EXERCISE
Examine the records and identify each line that includes the string "intensity". Copy those lines.

(Data entries)
....................

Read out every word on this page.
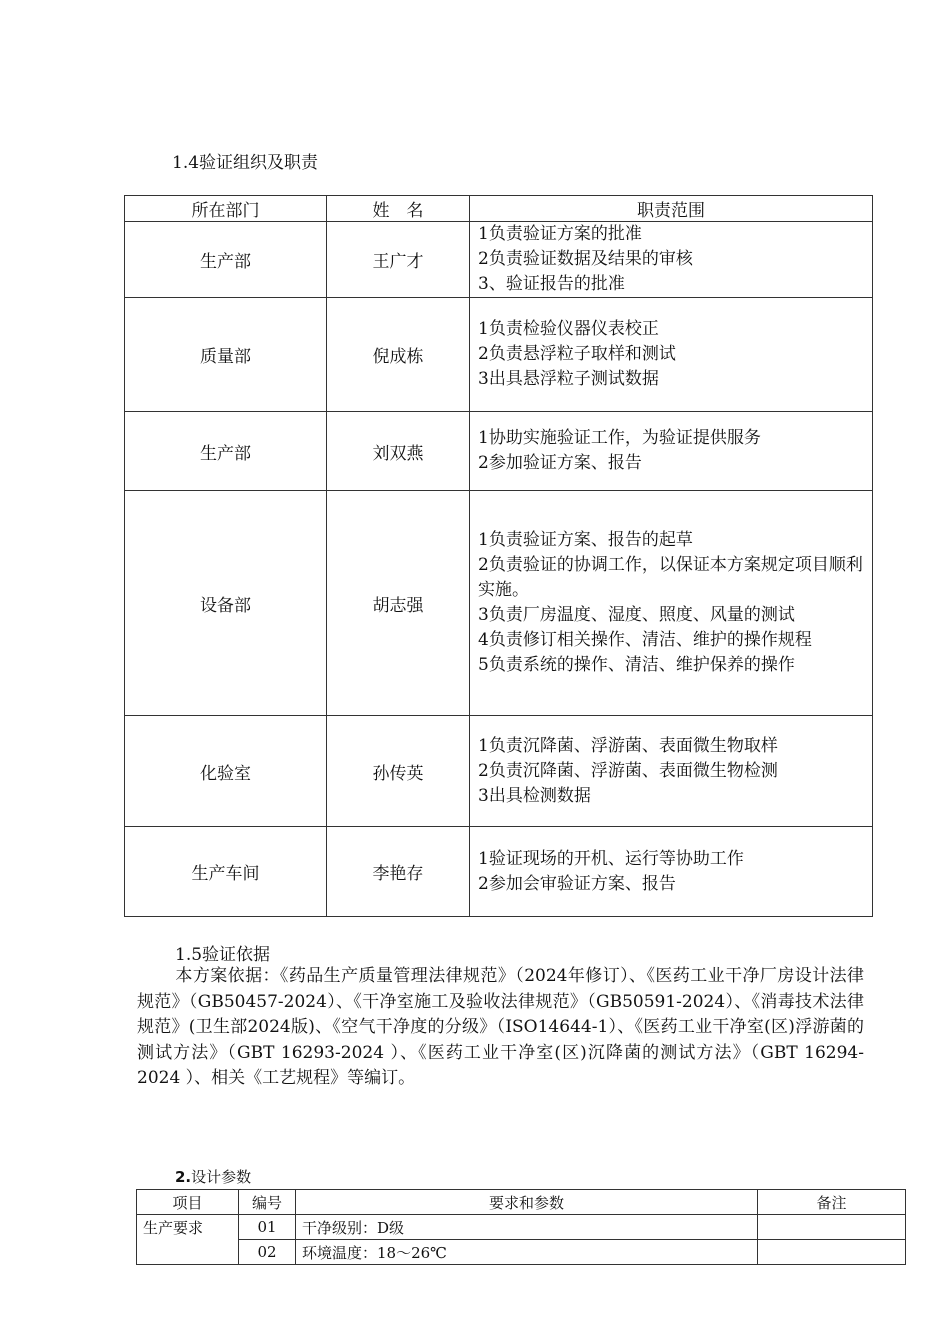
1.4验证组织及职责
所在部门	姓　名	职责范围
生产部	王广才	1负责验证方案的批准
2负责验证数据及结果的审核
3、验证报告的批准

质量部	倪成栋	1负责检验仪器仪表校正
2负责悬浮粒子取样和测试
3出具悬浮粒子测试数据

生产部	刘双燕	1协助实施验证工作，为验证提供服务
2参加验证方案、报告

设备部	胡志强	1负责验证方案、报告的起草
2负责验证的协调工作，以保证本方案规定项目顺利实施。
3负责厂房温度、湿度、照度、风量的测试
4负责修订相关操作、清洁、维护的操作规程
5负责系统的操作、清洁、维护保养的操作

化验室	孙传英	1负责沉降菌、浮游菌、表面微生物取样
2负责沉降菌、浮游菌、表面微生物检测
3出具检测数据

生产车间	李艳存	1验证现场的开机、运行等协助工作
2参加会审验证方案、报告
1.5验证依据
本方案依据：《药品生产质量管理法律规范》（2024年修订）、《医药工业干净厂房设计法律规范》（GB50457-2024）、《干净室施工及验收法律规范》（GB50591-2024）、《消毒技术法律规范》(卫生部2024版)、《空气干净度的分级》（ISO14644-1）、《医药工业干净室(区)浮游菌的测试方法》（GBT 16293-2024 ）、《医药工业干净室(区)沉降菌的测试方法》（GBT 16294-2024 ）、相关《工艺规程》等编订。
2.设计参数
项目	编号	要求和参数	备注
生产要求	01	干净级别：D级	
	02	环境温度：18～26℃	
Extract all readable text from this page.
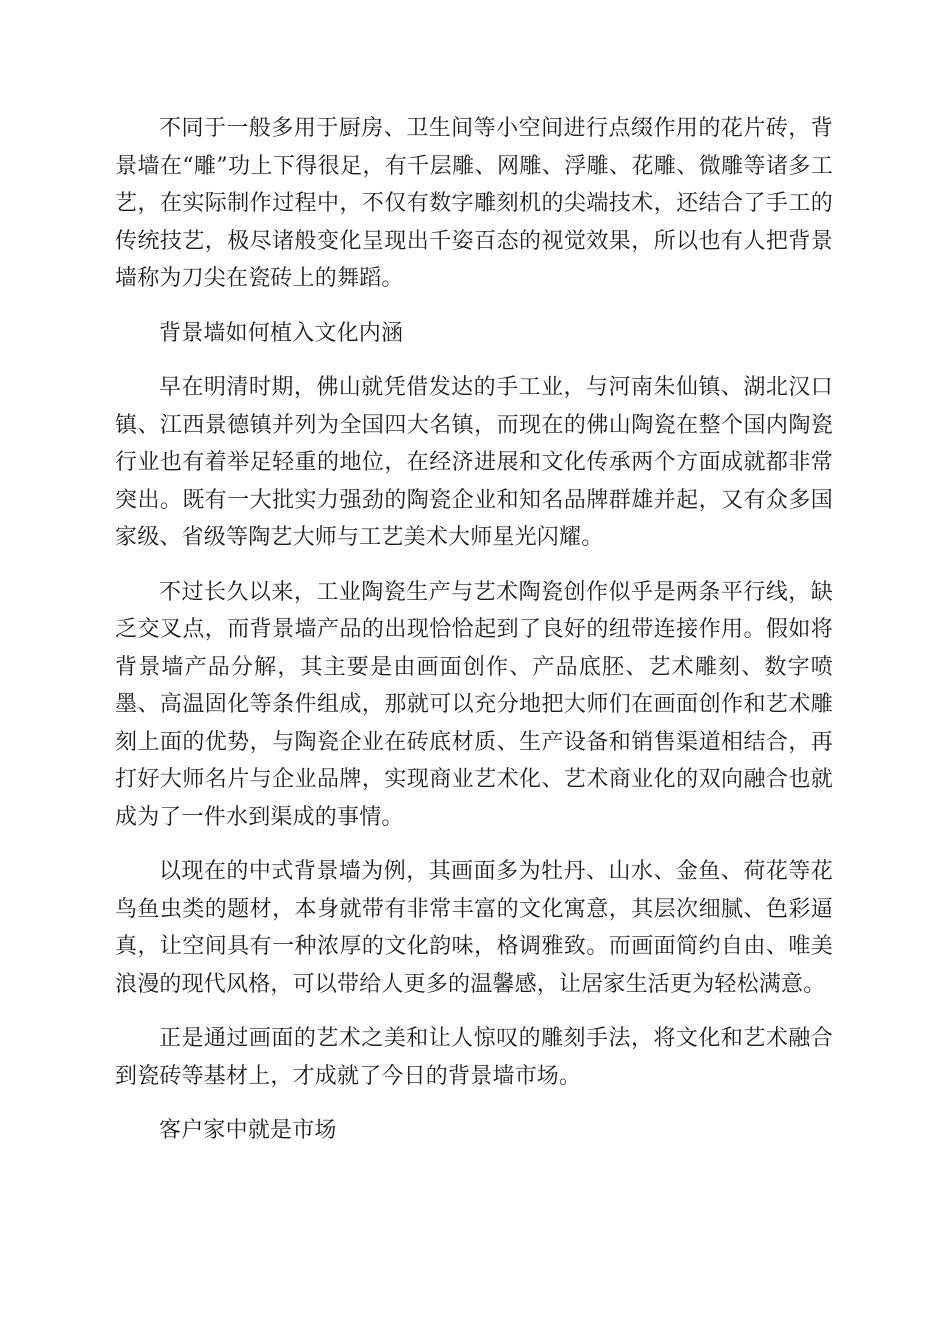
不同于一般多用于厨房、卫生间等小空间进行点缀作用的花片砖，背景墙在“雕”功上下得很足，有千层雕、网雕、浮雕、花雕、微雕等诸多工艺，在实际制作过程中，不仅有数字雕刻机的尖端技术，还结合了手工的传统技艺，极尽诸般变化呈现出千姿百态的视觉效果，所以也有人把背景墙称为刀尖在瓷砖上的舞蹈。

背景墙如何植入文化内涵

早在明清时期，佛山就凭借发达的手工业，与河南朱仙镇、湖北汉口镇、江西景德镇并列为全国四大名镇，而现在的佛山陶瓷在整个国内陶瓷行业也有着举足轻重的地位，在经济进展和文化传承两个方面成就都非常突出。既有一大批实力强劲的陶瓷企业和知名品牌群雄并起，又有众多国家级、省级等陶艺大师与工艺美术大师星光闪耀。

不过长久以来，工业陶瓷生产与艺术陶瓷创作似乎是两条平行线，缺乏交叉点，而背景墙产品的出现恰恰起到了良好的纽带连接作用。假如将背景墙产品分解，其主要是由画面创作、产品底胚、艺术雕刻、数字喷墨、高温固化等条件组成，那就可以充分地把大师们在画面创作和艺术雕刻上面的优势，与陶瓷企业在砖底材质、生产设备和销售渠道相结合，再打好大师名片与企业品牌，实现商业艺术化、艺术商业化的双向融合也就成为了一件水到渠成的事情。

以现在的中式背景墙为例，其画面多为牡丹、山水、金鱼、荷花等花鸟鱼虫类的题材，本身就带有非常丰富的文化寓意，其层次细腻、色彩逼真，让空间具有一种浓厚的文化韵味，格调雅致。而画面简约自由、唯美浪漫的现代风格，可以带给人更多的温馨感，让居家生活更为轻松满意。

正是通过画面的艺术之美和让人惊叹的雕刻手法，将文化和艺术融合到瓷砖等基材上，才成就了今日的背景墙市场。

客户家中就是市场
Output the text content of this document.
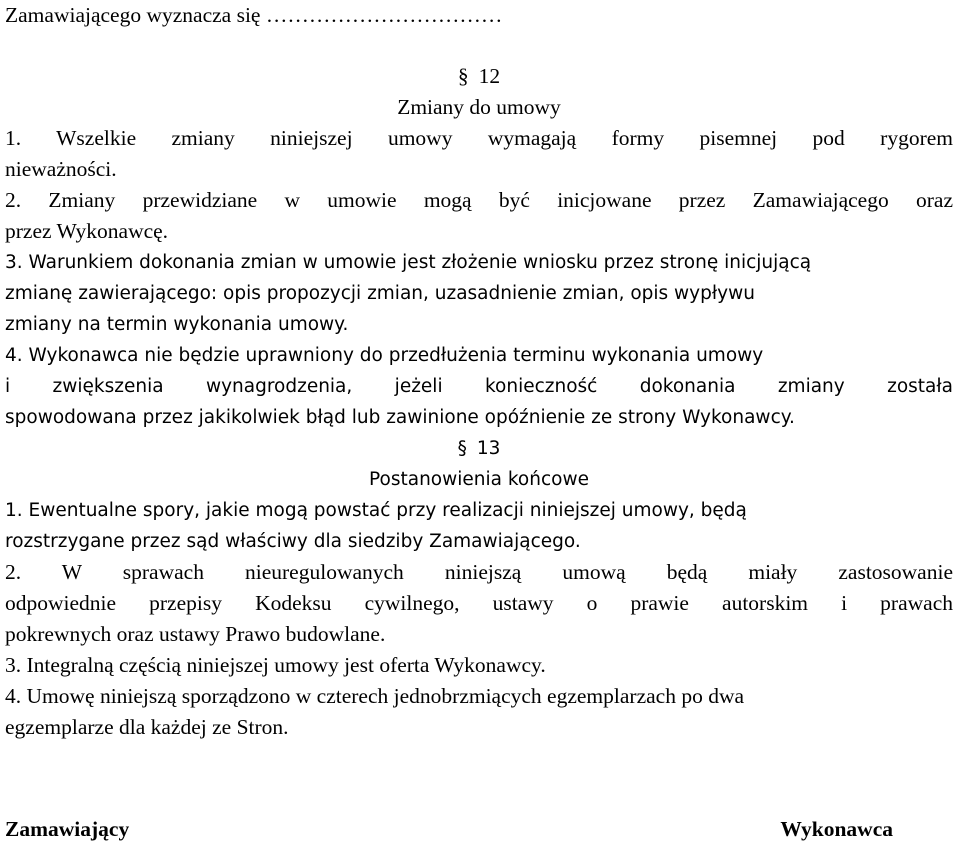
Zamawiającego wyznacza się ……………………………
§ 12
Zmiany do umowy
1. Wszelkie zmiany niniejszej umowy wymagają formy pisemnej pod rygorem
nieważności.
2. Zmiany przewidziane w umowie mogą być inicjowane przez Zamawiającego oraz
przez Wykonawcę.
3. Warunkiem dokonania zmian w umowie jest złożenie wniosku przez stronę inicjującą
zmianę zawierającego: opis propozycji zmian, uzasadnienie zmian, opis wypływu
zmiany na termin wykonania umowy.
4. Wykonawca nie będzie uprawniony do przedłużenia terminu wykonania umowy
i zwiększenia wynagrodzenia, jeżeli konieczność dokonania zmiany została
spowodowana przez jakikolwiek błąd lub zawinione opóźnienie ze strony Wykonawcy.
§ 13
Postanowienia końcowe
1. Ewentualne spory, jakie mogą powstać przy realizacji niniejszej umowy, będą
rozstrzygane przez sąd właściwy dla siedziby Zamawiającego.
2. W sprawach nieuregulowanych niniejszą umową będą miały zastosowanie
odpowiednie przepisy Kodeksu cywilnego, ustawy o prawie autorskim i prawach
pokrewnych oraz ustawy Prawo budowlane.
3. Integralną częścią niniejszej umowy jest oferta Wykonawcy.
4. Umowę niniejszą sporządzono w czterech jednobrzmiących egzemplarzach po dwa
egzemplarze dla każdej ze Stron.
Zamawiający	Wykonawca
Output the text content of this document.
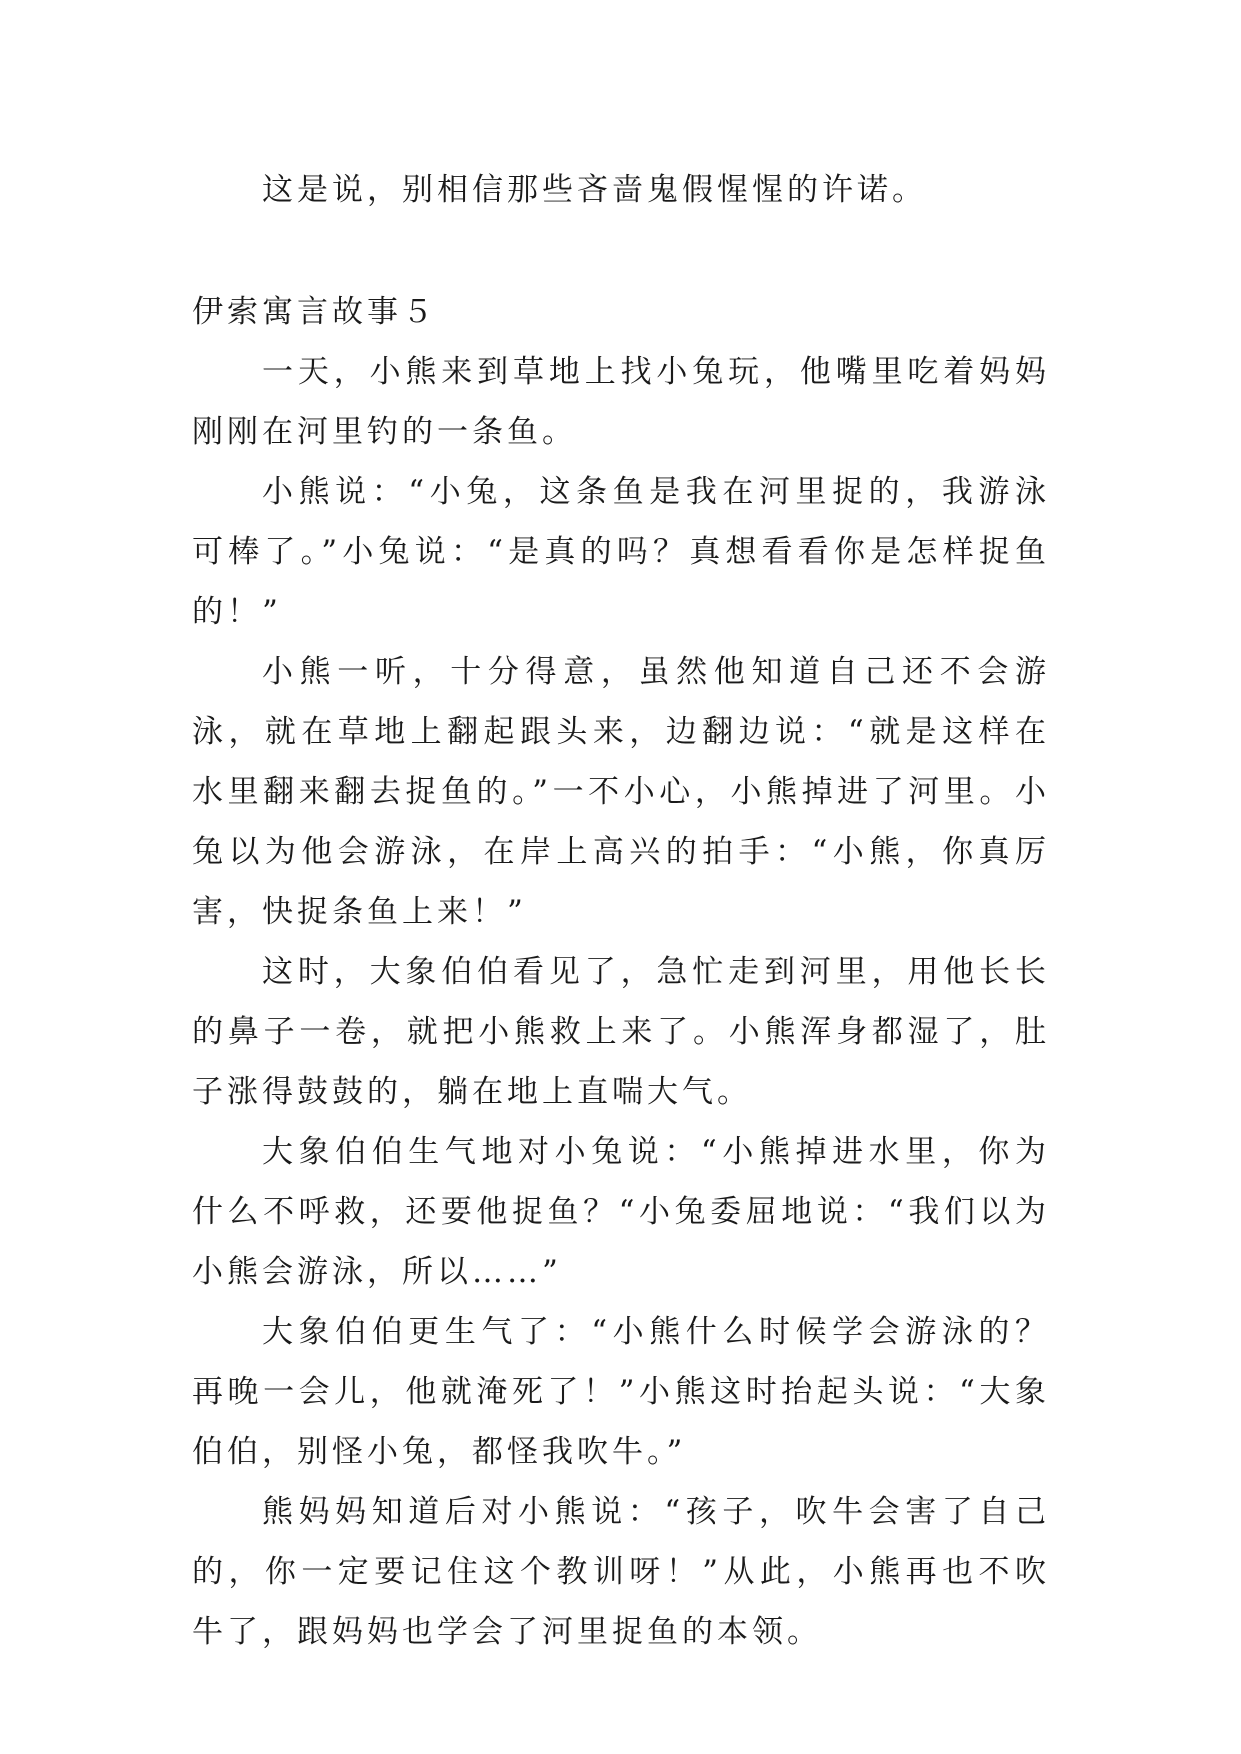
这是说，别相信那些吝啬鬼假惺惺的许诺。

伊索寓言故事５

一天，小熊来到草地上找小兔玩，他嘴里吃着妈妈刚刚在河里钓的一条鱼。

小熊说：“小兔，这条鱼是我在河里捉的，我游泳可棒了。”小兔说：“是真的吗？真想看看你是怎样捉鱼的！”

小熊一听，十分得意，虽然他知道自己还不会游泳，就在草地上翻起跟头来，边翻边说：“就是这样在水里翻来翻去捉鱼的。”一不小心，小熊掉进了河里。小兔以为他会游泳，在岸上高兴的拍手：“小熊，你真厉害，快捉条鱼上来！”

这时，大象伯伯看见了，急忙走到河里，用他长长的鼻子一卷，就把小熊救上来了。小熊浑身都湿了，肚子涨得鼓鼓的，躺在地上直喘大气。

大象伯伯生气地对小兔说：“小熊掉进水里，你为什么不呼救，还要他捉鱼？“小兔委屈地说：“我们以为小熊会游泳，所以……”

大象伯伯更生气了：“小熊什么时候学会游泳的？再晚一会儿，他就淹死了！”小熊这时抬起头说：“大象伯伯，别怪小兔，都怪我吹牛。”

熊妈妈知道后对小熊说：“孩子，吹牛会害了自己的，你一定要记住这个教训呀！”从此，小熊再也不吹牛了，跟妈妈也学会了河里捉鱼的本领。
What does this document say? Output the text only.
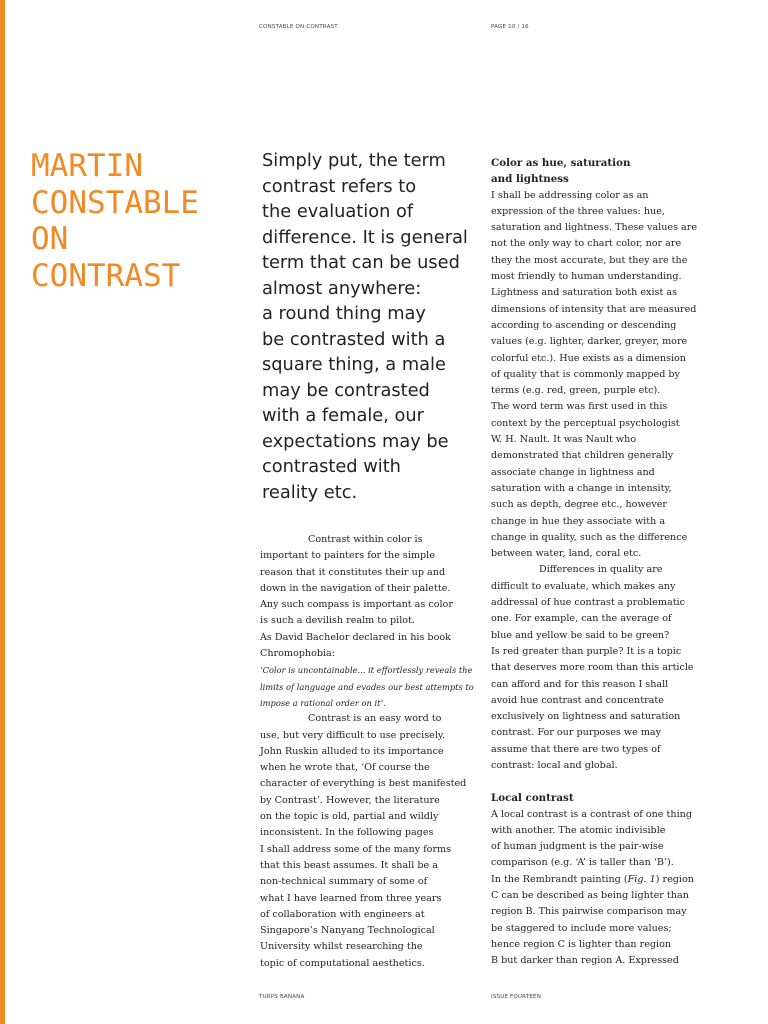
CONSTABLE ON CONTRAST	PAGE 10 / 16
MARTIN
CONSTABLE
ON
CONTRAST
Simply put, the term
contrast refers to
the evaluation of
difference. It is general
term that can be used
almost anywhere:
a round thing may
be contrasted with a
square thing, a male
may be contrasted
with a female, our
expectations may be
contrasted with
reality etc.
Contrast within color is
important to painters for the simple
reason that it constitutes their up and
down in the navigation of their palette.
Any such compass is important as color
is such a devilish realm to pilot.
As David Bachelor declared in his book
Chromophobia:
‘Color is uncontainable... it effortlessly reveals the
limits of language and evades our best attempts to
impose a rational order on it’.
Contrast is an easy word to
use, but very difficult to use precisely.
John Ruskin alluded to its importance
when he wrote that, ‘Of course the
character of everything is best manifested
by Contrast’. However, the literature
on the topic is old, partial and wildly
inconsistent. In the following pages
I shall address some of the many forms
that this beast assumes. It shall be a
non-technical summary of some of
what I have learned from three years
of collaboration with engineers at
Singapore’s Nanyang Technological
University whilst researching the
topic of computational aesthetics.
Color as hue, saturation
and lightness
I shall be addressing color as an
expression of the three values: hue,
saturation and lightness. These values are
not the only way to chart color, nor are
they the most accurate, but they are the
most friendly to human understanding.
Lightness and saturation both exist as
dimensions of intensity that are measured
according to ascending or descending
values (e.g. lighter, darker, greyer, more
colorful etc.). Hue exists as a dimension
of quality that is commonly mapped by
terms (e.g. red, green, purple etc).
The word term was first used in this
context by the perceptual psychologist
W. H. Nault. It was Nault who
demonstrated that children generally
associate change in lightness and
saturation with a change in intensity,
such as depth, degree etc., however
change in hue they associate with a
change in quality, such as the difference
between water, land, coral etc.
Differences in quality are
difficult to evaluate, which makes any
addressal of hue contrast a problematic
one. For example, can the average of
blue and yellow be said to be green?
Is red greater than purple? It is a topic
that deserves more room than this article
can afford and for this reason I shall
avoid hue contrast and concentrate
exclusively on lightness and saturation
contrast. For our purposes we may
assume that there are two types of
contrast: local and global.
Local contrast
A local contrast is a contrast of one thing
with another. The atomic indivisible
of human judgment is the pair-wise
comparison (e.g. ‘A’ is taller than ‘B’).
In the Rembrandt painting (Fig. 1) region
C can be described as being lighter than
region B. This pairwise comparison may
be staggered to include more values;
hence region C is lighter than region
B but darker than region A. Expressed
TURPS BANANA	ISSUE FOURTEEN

....................

EXERCISE RESPONSE
dimensions of intensity that are measured
saturation with a change in intensity,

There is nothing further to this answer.